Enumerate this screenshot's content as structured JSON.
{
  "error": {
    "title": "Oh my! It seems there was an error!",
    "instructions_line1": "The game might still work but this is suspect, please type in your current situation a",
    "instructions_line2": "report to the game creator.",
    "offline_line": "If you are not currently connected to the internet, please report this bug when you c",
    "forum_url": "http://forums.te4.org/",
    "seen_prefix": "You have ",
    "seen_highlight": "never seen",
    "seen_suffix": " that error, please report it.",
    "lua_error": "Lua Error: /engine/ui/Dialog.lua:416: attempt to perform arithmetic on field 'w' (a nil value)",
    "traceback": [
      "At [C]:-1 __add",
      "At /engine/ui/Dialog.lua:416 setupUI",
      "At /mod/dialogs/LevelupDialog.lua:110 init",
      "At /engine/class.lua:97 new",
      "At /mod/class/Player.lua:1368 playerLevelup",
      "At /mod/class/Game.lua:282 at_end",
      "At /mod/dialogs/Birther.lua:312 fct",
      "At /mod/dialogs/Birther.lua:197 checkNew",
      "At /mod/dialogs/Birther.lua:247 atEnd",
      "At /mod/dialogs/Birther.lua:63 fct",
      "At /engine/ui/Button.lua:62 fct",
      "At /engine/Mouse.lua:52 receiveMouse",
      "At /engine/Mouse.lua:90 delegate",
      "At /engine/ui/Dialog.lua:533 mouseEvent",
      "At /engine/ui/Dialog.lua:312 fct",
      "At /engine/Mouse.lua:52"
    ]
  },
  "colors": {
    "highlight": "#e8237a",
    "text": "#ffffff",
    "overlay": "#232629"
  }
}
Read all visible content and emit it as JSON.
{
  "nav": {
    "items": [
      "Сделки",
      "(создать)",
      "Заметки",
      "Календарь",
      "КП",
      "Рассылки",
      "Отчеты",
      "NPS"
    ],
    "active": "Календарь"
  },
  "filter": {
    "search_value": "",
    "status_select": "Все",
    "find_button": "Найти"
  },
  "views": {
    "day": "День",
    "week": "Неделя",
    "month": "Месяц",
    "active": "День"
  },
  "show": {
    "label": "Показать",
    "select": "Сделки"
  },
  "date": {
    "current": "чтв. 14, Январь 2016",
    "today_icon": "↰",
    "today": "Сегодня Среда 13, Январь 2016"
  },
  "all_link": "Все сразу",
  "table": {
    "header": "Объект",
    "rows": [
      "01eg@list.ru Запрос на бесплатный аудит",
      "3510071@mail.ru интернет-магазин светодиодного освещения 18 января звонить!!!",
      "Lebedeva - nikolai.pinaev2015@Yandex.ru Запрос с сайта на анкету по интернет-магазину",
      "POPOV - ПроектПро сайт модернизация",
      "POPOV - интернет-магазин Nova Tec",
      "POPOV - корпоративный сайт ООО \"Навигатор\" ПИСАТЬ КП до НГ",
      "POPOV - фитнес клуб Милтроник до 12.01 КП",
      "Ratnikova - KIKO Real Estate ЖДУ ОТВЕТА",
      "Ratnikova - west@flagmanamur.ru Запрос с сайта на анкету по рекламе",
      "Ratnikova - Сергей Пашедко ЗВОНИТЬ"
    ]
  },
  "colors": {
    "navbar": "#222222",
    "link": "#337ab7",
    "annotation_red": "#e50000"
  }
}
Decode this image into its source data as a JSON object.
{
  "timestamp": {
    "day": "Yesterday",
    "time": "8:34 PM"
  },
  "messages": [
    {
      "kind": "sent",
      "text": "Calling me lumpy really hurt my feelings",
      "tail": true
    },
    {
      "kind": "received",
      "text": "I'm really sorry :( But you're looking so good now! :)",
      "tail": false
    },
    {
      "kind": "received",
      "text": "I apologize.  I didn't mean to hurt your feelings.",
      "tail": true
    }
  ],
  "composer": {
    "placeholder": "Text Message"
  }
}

* Given request
Print the records above exactly as they appear.

* Worked solution
Enumerate this screenshot's content as structured JSON.
{
  "error": {
    "title": "Oh my! It seems there was an error!",
    "instructions_line1": "The game might still work but this is suspect, please type in your current situation a",
    "instructions_line2": "report to the game creator.",
    "offline_line": "If you are not currently connected to the internet, please report this bug when you c",
    "forum_url": "http://forums.te4.org/",
    "seen_prefix": "You have ",
    "seen_highlight": "never seen",
    "seen_suffix": " that error, please report it.",
    "lua_error": "Lua Error: /engine/ui/Dialog.lua:416: attempt to perform arithmetic on field 'w' (a nil value)",
    "traceback": [
      "At [C]:-1 __add",
      "At /engine/ui/Dialog.lua:416 setupUI",
      "At /mod/dialogs/LevelupDialog.lua:110 init",
      "At /engine/class.lua:97 new",
      "At /mod/class/Player.lua:1368 playerLevelup",
      "At /mod/class/Game.lua:282 at_end",
      "At /mod/dialogs/Birther.lua:312 fct",
      "At /mod/dialogs/Birther.lua:197 checkNew",
      "At /mod/dialogs/Birther.lua:247 atEnd",
      "At /mod/dialogs/Birther.lua:63 fct",
      "At /engine/ui/Button.lua:62 fct",
      "At /engine/Mouse.lua:52 receiveMouse",
      "At /engine/Mouse.lua:90 delegate",
      "At /engine/ui/Dialog.lua:533 mouseEvent",
      "At /engine/ui/Dialog.lua:312 fct",
      "At /engine/Mouse.lua:52"
    ]
  },
  "colors": {
    "highlight": "#e8237a",
    "text": "#ffffff",
    "overlay": "#232629"
  }
}
Read all visible content and emit it as JSON.
{
  "nav": {
    "items": [
      "Сделки",
      "(создать)",
      "Заметки",
      "Календарь",
      "КП",
      "Рассылки",
      "Отчеты",
      "NPS"
    ],
    "active": "Календарь"
  },
  "filter": {
    "search_value": "",
    "status_select": "Все",
    "find_button": "Найти"
  },
  "views": {
    "day": "День",
    "week": "Неделя",
    "month": "Месяц",
    "active": "День"
  },
  "show": {
    "label": "Показать",
    "select": "Сделки"
  },
  "date": {
    "current": "чтв. 14, Январь 2016",
    "today_icon": "↰",
    "today": "Сегодня Среда 13, Январь 2016"
  },
  "all_link": "Все сразу",
  "table": {
    "header": "Объект",
    "rows": [
      "01eg@list.ru Запрос на бесплатный аудит",
      "3510071@mail.ru интернет-магазин светодиодного освещения 18 января звонить!!!",
      "Lebedeva - nikolai.pinaev2015@Yandex.ru Запрос с сайта на анкету по интернет-магазину",
      "POPOV - ПроектПро сайт модернизация",
      "POPOV - интернет-магазин Nova Tec",
      "POPOV - корпоративный сайт ООО \"Навигатор\" ПИСАТЬ КП до НГ",
      "POPOV - фитнес клуб Милтроник до 12.01 КП",
      "Ratnikova - KIKO Real Estate ЖДУ ОТВЕТА",
      "Ratnikova - west@flagmanamur.ru Запрос с сайта на анкету по рекламе",
      "Ratnikova - Сергей Пашедко ЗВОНИТЬ"
    ]
  },
  "colors": {
    "navbar": "#222222",
    "link": "#337ab7",
    "annotation_red": "#e50000"
  }
}
Decode this image into its source data as a JSON object.
{
  "timestamp": {
    "day": "Yesterday",
    "time": "8:34 PM"
  },
  "messages": [
    {
      "kind": "sent",
      "text": "Calling me lumpy really hurt my feelings",
      "tail": true
    },
    {
      "kind": "received",
      "text": "I'm really sorry :( But you're looking so good now! :)",
      "tail": false
    },
    {
      "kind": "received",
      "text": "I apologize.  I didn't mean to hurt your feelings.",
      "tail": true
    }
  ],
  "composer": {
    "placeholder": "Text Message"
  }
}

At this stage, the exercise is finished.